◆ **Required task**:
Transcribe all the entries word for word, skipping the pictures.

◆ **Figure record listings**:
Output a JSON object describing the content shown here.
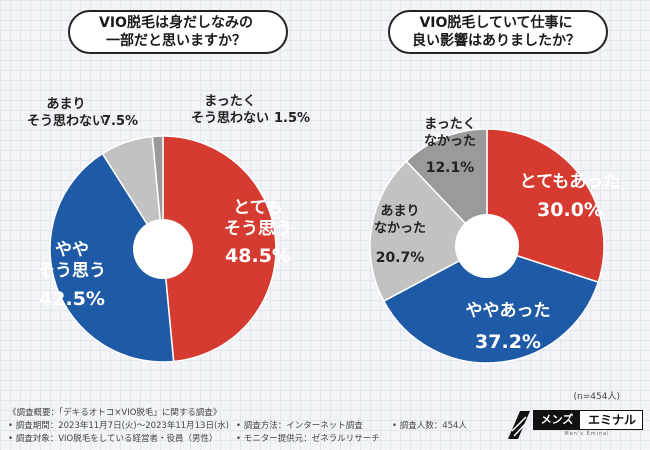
{
  "chart_data": [
    {
      "type": "pie",
      "title": "VIO脱毛は身だしなみの一部だと思いますか？",
      "title_lines": [
        "VIO脱毛は身だしなみの",
        "一部だと思いますか？"
      ],
      "slices": [
        {
          "lines": [
            "とても",
            "そう思う"
          ],
          "value": 48.5,
          "display": "48.5%",
          "color": "#d63b32"
        },
        {
          "lines": [
            "やや",
            "そう思う"
          ],
          "value": 42.5,
          "display": "42.5%",
          "color": "#1f5aa6"
        },
        {
          "lines": [
            "あまり",
            "そう思わない"
          ],
          "value": 7.5,
          "display": "7.5%",
          "color": "#c2c2c2"
        },
        {
          "lines": [
            "まったく",
            "そう思わない"
          ],
          "value": 1.5,
          "display": "1.5%",
          "color": "#9a9a9a"
        }
      ]
    },
    {
      "type": "pie",
      "title": "VIO脱毛していて仕事に良い影響はありましたか？",
      "title_lines": [
        "VIO脱毛していて仕事に",
        "良い影響はありましたか？"
      ],
      "slices": [
        {
          "lines": [
            "とてもあった"
          ],
          "value": 30.0,
          "display": "30.0%",
          "color": "#d63b32"
        },
        {
          "lines": [
            "ややあった"
          ],
          "value": 37.2,
          "display": "37.2%",
          "color": "#1f5aa6"
        },
        {
          "lines": [
            "あまり",
            "なかった"
          ],
          "value": 20.7,
          "display": "20.7%",
          "color": "#c2c2c2"
        },
        {
          "lines": [
            "まったく",
            "なかった"
          ],
          "value": 12.1,
          "display": "12.1%",
          "color": "#9a9a9a"
        }
      ]
    }
  ],
  "sample_note": "(n=454人)",
  "footer": {
    "overview": "《調査概要：「デキるオトコ×VIO脱毛」に関する調査》",
    "period": "• 調査期間：2023年11月7日(火)〜2023年11月13日(水)",
    "target": "• 調査対象：VIO脱毛をしている経営者・役員（男性）",
    "method": "• 調査方法：インターネット調査",
    "provider": "• モニター提供元：ゼネラルリサーチ",
    "count": "• 調査人数：454人"
  },
  "logo": {
    "dark": "メンズ",
    "light": "エミナル",
    "sub": "Men's Eminal"
  }
}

◆ **Full response**:
Output a JSON object describing the content shown here.
{
  "chart_data": [
    {
      "type": "pie",
      "title": "VIO脱毛は身だしなみの一部だと思いますか？",
      "title_lines": [
        "VIO脱毛は身だしなみの",
        "一部だと思いますか？"
      ],
      "slices": [
        {
          "lines": [
            "とても",
            "そう思う"
          ],
          "value": 48.5,
          "display": "48.5%",
          "color": "#d63b32"
        },
        {
          "lines": [
            "やや",
            "そう思う"
          ],
          "value": 42.5,
          "display": "42.5%",
          "color": "#1f5aa6"
        },
        {
          "lines": [
            "あまり",
            "そう思わない"
          ],
          "value": 7.5,
          "display": "7.5%",
          "color": "#c2c2c2"
        },
        {
          "lines": [
            "まったく",
            "そう思わない"
          ],
          "value": 1.5,
          "display": "1.5%",
          "color": "#9a9a9a"
        }
      ]
    },
    {
      "type": "pie",
      "title": "VIO脱毛していて仕事に良い影響はありましたか？",
      "title_lines": [
        "VIO脱毛していて仕事に",
        "良い影響はありましたか？"
      ],
      "slices": [
        {
          "lines": [
            "とてもあった"
          ],
          "value": 30.0,
          "display": "30.0%",
          "color": "#d63b32"
        },
        {
          "lines": [
            "ややあった"
          ],
          "value": 37.2,
          "display": "37.2%",
          "color": "#1f5aa6"
        },
        {
          "lines": [
            "あまり",
            "なかった"
          ],
          "value": 20.7,
          "display": "20.7%",
          "color": "#c2c2c2"
        },
        {
          "lines": [
            "まったく",
            "なかった"
          ],
          "value": 12.1,
          "display": "12.1%",
          "color": "#9a9a9a"
        }
      ]
    }
  ],
  "sample_note": "(n=454人)",
  "footer": {
    "overview": "《調査概要：「デキるオトコ×VIO脱毛」に関する調査》",
    "period": "• 調査期間：2023年11月7日(火)〜2023年11月13日(水)",
    "target": "• 調査対象：VIO脱毛をしている経営者・役員（男性）",
    "method": "• 調査方法：インターネット調査",
    "provider": "• モニター提供元：ゼネラルリサーチ",
    "count": "• 調査人数：454人"
  },
  "logo": {
    "dark": "メンズ",
    "light": "エミナル",
    "sub": "Men's Eminal"
  }
}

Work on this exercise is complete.